Exercise description:
From the entries below, say how many lines carry the word "居我心房", and give nothing but the number.

>>

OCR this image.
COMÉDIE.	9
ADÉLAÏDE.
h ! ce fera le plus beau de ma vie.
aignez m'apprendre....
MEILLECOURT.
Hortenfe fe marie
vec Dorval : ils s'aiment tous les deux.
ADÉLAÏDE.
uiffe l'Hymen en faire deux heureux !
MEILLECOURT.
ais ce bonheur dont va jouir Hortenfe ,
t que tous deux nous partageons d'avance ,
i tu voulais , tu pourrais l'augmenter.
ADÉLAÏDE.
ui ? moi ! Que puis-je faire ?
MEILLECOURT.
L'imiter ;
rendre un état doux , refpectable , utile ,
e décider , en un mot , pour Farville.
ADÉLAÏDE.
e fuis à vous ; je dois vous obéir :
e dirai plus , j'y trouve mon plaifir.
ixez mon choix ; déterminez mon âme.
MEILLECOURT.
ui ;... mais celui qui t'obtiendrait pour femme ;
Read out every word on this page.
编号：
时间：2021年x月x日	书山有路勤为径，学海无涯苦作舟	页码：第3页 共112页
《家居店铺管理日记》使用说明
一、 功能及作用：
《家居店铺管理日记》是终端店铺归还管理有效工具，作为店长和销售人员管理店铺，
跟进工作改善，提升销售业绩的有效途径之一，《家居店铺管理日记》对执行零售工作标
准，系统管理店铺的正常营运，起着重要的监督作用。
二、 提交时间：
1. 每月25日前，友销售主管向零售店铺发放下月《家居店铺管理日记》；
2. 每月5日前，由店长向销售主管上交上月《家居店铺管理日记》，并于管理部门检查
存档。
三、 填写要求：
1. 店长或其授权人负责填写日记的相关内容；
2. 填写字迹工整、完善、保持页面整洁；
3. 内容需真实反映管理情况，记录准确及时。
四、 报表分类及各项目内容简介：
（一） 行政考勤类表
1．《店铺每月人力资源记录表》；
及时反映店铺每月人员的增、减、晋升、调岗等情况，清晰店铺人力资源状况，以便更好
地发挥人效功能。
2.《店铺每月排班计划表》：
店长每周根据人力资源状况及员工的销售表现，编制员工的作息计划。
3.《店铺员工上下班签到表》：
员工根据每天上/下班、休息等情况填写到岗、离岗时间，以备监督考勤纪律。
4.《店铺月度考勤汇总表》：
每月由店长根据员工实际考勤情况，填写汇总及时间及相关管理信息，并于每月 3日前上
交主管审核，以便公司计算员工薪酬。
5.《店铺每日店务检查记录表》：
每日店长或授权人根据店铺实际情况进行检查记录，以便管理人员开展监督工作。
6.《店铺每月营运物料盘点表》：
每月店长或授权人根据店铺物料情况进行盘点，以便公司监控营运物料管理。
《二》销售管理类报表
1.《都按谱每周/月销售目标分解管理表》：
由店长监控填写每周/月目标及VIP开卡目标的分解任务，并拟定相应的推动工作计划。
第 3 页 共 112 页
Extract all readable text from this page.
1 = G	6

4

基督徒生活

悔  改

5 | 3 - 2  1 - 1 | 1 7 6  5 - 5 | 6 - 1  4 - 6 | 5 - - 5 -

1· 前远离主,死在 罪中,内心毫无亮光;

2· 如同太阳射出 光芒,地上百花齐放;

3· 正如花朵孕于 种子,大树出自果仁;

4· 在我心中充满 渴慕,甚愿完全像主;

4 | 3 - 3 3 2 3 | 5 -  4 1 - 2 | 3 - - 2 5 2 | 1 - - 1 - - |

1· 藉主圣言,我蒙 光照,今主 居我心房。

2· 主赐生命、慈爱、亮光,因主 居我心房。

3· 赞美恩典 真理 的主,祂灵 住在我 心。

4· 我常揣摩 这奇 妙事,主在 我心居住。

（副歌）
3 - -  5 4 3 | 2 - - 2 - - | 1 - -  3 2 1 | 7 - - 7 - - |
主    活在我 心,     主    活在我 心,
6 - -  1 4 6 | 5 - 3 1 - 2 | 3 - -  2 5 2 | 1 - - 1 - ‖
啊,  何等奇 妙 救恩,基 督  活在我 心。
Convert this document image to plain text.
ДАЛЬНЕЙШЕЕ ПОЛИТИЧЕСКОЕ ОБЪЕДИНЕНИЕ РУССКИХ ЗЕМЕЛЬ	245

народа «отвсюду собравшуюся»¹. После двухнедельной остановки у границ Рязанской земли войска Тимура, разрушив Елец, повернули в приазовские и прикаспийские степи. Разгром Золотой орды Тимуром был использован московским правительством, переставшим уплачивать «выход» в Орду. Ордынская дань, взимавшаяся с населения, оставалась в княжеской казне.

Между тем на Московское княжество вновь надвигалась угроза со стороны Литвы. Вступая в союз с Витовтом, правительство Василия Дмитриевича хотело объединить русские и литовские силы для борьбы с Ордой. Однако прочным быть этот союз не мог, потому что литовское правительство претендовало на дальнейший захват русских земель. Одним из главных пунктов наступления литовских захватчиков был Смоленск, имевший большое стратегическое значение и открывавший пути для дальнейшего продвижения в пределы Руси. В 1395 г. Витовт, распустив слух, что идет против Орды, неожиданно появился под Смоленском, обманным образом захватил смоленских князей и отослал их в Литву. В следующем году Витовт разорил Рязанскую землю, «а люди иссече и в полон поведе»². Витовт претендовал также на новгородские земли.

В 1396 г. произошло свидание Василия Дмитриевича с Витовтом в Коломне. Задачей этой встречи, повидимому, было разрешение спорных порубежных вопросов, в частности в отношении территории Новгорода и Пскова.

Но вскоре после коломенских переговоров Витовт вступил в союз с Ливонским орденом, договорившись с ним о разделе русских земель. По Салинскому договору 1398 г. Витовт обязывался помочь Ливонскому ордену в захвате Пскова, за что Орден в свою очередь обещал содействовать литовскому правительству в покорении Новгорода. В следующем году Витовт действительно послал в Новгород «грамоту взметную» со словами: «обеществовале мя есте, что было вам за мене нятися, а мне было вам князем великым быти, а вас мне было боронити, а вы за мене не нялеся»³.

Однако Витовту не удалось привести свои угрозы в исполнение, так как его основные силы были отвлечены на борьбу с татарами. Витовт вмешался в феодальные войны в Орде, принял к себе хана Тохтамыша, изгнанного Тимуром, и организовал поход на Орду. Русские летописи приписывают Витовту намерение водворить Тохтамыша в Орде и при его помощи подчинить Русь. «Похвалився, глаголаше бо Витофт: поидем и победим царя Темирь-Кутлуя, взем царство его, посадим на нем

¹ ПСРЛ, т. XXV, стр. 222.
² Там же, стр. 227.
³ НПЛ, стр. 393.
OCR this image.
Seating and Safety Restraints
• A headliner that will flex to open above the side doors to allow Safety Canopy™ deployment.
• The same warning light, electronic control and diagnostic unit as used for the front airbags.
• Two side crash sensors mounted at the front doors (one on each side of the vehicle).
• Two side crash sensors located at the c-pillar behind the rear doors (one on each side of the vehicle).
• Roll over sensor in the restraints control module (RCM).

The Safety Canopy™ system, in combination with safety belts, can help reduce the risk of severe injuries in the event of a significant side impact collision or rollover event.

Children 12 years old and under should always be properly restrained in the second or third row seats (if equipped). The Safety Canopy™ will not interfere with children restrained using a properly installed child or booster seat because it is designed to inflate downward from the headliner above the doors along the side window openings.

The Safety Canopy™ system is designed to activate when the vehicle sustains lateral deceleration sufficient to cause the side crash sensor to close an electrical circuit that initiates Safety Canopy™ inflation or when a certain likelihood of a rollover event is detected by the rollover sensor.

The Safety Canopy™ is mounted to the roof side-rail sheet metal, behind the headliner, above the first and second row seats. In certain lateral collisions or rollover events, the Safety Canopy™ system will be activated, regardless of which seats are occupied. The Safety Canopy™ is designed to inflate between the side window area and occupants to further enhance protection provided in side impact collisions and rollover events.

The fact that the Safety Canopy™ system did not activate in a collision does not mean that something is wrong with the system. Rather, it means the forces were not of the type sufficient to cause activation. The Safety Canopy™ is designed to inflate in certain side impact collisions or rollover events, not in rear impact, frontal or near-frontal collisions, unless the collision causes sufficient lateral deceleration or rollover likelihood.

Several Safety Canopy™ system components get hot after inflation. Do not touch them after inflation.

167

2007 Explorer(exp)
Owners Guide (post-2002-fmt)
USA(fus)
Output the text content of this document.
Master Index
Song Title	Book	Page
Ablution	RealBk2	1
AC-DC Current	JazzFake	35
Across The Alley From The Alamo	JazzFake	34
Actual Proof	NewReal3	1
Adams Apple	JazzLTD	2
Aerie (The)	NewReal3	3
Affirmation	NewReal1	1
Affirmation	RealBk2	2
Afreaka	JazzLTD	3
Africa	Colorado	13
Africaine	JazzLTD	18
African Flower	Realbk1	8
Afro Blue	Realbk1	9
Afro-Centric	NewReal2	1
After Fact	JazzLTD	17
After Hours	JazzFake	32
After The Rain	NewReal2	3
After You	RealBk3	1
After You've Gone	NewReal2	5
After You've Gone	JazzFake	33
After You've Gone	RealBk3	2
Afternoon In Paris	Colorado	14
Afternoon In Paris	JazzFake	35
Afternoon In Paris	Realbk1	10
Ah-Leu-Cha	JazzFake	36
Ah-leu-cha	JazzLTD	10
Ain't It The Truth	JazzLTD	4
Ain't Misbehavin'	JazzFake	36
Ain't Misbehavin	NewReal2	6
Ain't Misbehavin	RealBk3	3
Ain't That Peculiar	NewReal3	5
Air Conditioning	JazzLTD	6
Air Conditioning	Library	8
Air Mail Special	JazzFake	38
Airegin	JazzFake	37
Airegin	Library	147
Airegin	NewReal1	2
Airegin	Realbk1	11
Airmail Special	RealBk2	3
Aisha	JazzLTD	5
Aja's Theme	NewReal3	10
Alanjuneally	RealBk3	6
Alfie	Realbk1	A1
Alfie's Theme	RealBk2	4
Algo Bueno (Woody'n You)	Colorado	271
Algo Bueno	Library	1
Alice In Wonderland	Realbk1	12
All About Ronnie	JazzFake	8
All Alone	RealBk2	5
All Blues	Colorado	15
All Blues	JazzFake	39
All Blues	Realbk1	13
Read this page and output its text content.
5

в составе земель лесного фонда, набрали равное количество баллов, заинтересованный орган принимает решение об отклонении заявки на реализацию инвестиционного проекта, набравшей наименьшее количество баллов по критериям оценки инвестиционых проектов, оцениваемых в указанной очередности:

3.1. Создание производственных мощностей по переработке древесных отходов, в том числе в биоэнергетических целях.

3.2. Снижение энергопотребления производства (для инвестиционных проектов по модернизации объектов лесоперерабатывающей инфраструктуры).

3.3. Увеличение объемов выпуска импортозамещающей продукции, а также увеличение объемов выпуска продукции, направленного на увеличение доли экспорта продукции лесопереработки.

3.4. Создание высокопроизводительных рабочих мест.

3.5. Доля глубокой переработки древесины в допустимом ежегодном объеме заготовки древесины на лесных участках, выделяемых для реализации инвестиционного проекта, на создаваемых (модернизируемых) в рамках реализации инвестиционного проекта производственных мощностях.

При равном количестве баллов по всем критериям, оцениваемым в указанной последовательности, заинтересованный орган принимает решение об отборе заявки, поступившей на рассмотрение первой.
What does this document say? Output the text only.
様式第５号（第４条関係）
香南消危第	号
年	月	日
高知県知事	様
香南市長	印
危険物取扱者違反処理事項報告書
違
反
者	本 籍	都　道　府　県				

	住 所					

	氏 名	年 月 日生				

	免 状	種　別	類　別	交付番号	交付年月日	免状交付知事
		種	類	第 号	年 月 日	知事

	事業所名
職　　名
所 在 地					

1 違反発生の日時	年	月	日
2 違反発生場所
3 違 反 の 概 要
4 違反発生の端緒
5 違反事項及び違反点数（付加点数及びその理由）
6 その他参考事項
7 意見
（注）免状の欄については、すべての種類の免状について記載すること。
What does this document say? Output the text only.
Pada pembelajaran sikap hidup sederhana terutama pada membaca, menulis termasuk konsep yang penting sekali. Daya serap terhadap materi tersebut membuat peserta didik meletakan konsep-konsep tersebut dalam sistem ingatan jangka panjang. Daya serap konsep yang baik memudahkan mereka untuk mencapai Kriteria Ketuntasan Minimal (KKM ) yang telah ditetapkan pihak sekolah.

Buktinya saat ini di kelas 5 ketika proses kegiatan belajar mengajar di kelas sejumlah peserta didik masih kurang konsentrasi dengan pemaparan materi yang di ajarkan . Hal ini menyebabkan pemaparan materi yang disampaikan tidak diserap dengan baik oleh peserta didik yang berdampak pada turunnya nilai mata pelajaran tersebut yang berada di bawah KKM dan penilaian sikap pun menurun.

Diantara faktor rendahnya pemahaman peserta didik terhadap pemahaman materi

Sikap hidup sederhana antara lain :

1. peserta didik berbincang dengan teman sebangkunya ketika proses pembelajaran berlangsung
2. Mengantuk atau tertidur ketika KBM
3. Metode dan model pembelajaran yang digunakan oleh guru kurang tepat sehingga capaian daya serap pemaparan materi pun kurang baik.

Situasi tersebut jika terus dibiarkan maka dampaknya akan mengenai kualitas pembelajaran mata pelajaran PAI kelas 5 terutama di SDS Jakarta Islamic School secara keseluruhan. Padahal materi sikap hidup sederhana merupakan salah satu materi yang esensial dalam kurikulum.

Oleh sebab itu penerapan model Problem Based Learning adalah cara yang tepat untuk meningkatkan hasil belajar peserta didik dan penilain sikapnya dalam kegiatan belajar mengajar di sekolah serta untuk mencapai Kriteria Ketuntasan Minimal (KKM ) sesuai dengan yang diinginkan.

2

<<

Solved exercise:
2